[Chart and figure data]
···

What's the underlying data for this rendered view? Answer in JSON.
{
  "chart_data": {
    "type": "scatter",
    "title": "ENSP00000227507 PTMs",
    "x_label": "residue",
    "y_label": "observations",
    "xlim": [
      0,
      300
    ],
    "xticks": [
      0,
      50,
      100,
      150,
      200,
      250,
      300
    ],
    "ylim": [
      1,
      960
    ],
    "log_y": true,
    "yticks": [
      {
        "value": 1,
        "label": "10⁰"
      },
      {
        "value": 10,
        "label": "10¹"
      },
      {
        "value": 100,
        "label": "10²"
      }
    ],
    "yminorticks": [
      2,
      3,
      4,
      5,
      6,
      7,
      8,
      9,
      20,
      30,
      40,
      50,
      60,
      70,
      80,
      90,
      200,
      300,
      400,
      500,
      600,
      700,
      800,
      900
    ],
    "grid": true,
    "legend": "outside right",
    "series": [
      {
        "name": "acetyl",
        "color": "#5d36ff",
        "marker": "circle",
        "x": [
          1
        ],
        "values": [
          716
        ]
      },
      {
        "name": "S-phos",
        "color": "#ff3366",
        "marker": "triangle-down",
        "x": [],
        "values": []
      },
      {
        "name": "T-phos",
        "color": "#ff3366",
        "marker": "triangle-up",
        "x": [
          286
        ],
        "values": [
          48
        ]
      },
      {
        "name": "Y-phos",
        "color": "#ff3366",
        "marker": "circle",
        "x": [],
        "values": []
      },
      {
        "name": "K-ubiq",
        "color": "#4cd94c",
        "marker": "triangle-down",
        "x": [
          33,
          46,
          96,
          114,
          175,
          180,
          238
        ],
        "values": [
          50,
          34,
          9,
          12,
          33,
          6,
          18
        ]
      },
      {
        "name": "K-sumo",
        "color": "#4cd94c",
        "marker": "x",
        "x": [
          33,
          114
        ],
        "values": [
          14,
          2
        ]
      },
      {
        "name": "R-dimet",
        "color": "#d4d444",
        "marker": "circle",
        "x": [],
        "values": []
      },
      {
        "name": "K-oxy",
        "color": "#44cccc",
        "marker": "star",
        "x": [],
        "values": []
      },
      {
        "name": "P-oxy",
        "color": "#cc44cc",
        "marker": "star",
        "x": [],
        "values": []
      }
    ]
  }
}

···

Required task: Set down the material above again, word for word.

The response:
What's the underlying data for this rendered view? Answer in JSON.
{
  "chart_data": {
    "type": "scatter",
    "title": "ENSP00000227507 PTMs",
    "x_label": "residue",
    "y_label": "observations",
    "xlim": [
      0,
      300
    ],
    "xticks": [
      0,
      50,
      100,
      150,
      200,
      250,
      300
    ],
    "ylim": [
      1,
      960
    ],
    "log_y": true,
    "yticks": [
      {
        "value": 1,
        "label": "10⁰"
      },
      {
        "value": 10,
        "label": "10¹"
      },
      {
        "value": 100,
        "label": "10²"
      }
    ],
    "yminorticks": [
      2,
      3,
      4,
      5,
      6,
      7,
      8,
      9,
      20,
      30,
      40,
      50,
      60,
      70,
      80,
      90,
      200,
      300,
      400,
      500,
      600,
      700,
      800,
      900
    ],
    "grid": true,
    "legend": "outside right",
    "series": [
      {
        "name": "acetyl",
        "color": "#5d36ff",
        "marker": "circle",
        "x": [
          1
        ],
        "values": [
          716
        ]
      },
      {
        "name": "S-phos",
        "color": "#ff3366",
        "marker": "triangle-down",
        "x": [],
        "values": []
      },
      {
        "name": "T-phos",
        "color": "#ff3366",
        "marker": "triangle-up",
        "x": [
          286
        ],
        "values": [
          48
        ]
      },
      {
        "name": "Y-phos",
        "color": "#ff3366",
        "marker": "circle",
        "x": [],
        "values": []
      },
      {
        "name": "K-ubiq",
        "color": "#4cd94c",
        "marker": "triangle-down",
        "x": [
          33,
          46,
          96,
          114,
          175,
          180,
          238
        ],
        "values": [
          50,
          34,
          9,
          12,
          33,
          6,
          18
        ]
      },
      {
        "name": "K-sumo",
        "color": "#4cd94c",
        "marker": "x",
        "x": [
          33,
          114
        ],
        "values": [
          14,
          2
        ]
      },
      {
        "name": "R-dimet",
        "color": "#d4d444",
        "marker": "circle",
        "x": [],
        "values": []
      },
      {
        "name": "K-oxy",
        "color": "#44cccc",
        "marker": "star",
        "x": [],
        "values": []
      },
      {
        "name": "P-oxy",
        "color": "#cc44cc",
        "marker": "star",
        "x": [],
        "values": []
      }
    ]
  }
}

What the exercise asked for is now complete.